→ THE TASK
Repeat every line exactly, keeping the pictures out of the copy.

— START GIVEN RECORDS —

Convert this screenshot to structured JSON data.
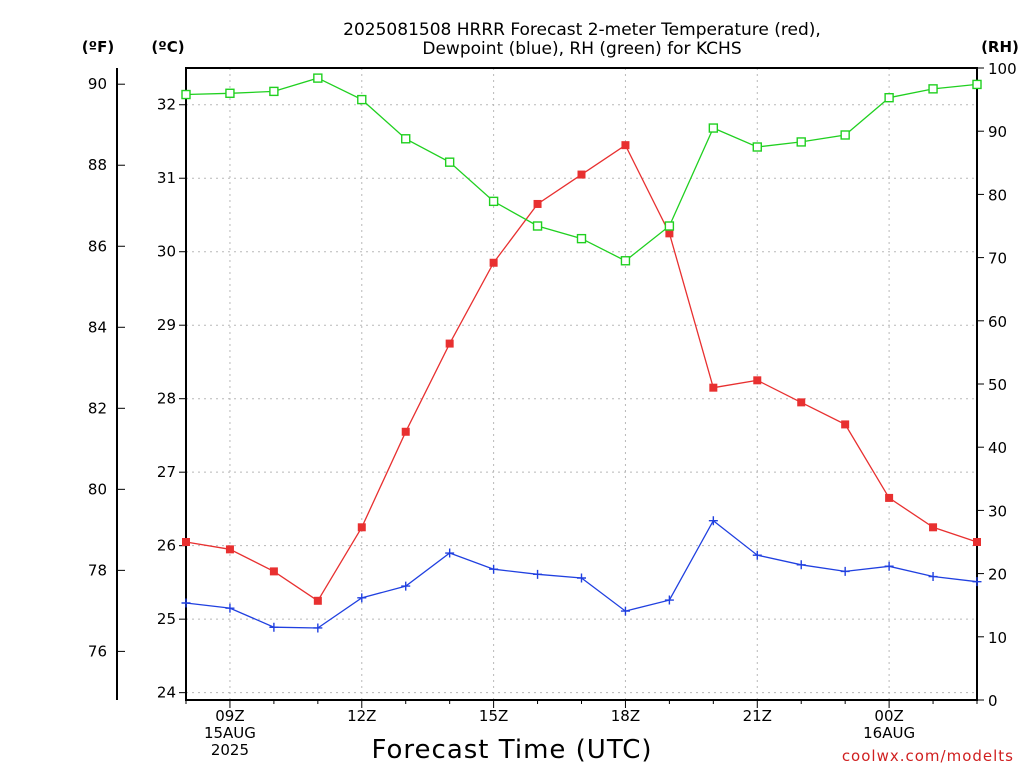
{
  "chart_data": {
    "type": "line",
    "title_lines": [
      "2025081508 HRRR Forecast 2-meter Temperature (red),",
      "Dewpoint (blue), RH (green) for KCHS"
    ],
    "xlabel": "Forecast Time (UTC)",
    "credit": "coolwx.com/modelts",
    "units": {
      "fahrenheit": "(ºF)",
      "celsius": "(ºC)",
      "rh": "(RH)"
    },
    "x": [
      "08Z",
      "09Z",
      "10Z",
      "11Z",
      "12Z",
      "13Z",
      "14Z",
      "15Z",
      "16Z",
      "17Z",
      "18Z",
      "19Z",
      "20Z",
      "21Z",
      "22Z",
      "23Z",
      "00Z",
      "01Z",
      "02Z"
    ],
    "x_tick_labels": [
      {
        "index": 1,
        "lines": [
          "09Z",
          "15AUG",
          "2025"
        ]
      },
      {
        "index": 4,
        "lines": [
          "12Z"
        ]
      },
      {
        "index": 7,
        "lines": [
          "15Z"
        ]
      },
      {
        "index": 10,
        "lines": [
          "18Z"
        ]
      },
      {
        "index": 13,
        "lines": [
          "21Z"
        ]
      },
      {
        "index": 16,
        "lines": [
          "00Z",
          "16AUG"
        ]
      }
    ],
    "y_left_outer": {
      "label": "(ºF)",
      "ticks": [
        "76",
        "78",
        "80",
        "82",
        "84",
        "86",
        "88",
        "90"
      ],
      "range": [
        74.8,
        90.4
      ]
    },
    "y_left_inner": {
      "label": "(ºC)",
      "ticks": [
        "24",
        "25",
        "26",
        "27",
        "28",
        "29",
        "30",
        "31",
        "32"
      ],
      "range": [
        23.9,
        32.5
      ]
    },
    "y_right": {
      "label": "(RH)",
      "ticks": [
        "0",
        "10",
        "20",
        "30",
        "40",
        "50",
        "60",
        "70",
        "80",
        "90",
        "100"
      ],
      "range": [
        0,
        100
      ]
    },
    "grid": true,
    "series": [
      {
        "name": "Temperature",
        "unit": "ºC",
        "axis": "celsius",
        "color": "#e83030",
        "marker": "filled-square",
        "values": [
          26.05,
          25.95,
          25.65,
          25.25,
          26.25,
          27.55,
          28.75,
          29.85,
          30.65,
          31.05,
          31.45,
          30.25,
          28.15,
          28.25,
          27.95,
          27.65,
          26.65,
          26.25,
          26.05
        ]
      },
      {
        "name": "Dewpoint",
        "unit": "ºC",
        "axis": "celsius",
        "color": "#2040e0",
        "marker": "plus",
        "values": [
          25.22,
          25.15,
          24.89,
          24.88,
          25.29,
          25.45,
          25.9,
          25.68,
          25.61,
          25.56,
          25.11,
          25.26,
          26.34,
          25.87,
          25.74,
          25.65,
          25.72,
          25.58,
          25.51
        ]
      },
      {
        "name": "RH",
        "unit": "%",
        "axis": "rh",
        "color": "#20d020",
        "marker": "open-square",
        "values": [
          95.8,
          96.0,
          96.3,
          98.4,
          95.0,
          88.8,
          85.1,
          78.9,
          75.0,
          73.0,
          69.5,
          75.0,
          90.5,
          87.5,
          88.3,
          89.4,
          95.3,
          96.7,
          97.4
        ]
      }
    ]
  }
}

— END GIVEN RECORDS —

→ FINAL RESULT
Convert this screenshot to structured JSON data.
{
  "chart_data": {
    "type": "line",
    "title_lines": [
      "2025081508 HRRR Forecast 2-meter Temperature (red),",
      "Dewpoint (blue), RH (green) for KCHS"
    ],
    "xlabel": "Forecast Time (UTC)",
    "credit": "coolwx.com/modelts",
    "units": {
      "fahrenheit": "(ºF)",
      "celsius": "(ºC)",
      "rh": "(RH)"
    },
    "x": [
      "08Z",
      "09Z",
      "10Z",
      "11Z",
      "12Z",
      "13Z",
      "14Z",
      "15Z",
      "16Z",
      "17Z",
      "18Z",
      "19Z",
      "20Z",
      "21Z",
      "22Z",
      "23Z",
      "00Z",
      "01Z",
      "02Z"
    ],
    "x_tick_labels": [
      {
        "index": 1,
        "lines": [
          "09Z",
          "15AUG",
          "2025"
        ]
      },
      {
        "index": 4,
        "lines": [
          "12Z"
        ]
      },
      {
        "index": 7,
        "lines": [
          "15Z"
        ]
      },
      {
        "index": 10,
        "lines": [
          "18Z"
        ]
      },
      {
        "index": 13,
        "lines": [
          "21Z"
        ]
      },
      {
        "index": 16,
        "lines": [
          "00Z",
          "16AUG"
        ]
      }
    ],
    "y_left_outer": {
      "label": "(ºF)",
      "ticks": [
        "76",
        "78",
        "80",
        "82",
        "84",
        "86",
        "88",
        "90"
      ],
      "range": [
        74.8,
        90.4
      ]
    },
    "y_left_inner": {
      "label": "(ºC)",
      "ticks": [
        "24",
        "25",
        "26",
        "27",
        "28",
        "29",
        "30",
        "31",
        "32"
      ],
      "range": [
        23.9,
        32.5
      ]
    },
    "y_right": {
      "label": "(RH)",
      "ticks": [
        "0",
        "10",
        "20",
        "30",
        "40",
        "50",
        "60",
        "70",
        "80",
        "90",
        "100"
      ],
      "range": [
        0,
        100
      ]
    },
    "grid": true,
    "series": [
      {
        "name": "Temperature",
        "unit": "ºC",
        "axis": "celsius",
        "color": "#e83030",
        "marker": "filled-square",
        "values": [
          26.05,
          25.95,
          25.65,
          25.25,
          26.25,
          27.55,
          28.75,
          29.85,
          30.65,
          31.05,
          31.45,
          30.25,
          28.15,
          28.25,
          27.95,
          27.65,
          26.65,
          26.25,
          26.05
        ]
      },
      {
        "name": "Dewpoint",
        "unit": "ºC",
        "axis": "celsius",
        "color": "#2040e0",
        "marker": "plus",
        "values": [
          25.22,
          25.15,
          24.89,
          24.88,
          25.29,
          25.45,
          25.9,
          25.68,
          25.61,
          25.56,
          25.11,
          25.26,
          26.34,
          25.87,
          25.74,
          25.65,
          25.72,
          25.58,
          25.51
        ]
      },
      {
        "name": "RH",
        "unit": "%",
        "axis": "rh",
        "color": "#20d020",
        "marker": "open-square",
        "values": [
          95.8,
          96.0,
          96.3,
          98.4,
          95.0,
          88.8,
          85.1,
          78.9,
          75.0,
          73.0,
          69.5,
          75.0,
          90.5,
          87.5,
          88.3,
          89.4,
          95.3,
          96.7,
          97.4
        ]
      }
    ]
  }
}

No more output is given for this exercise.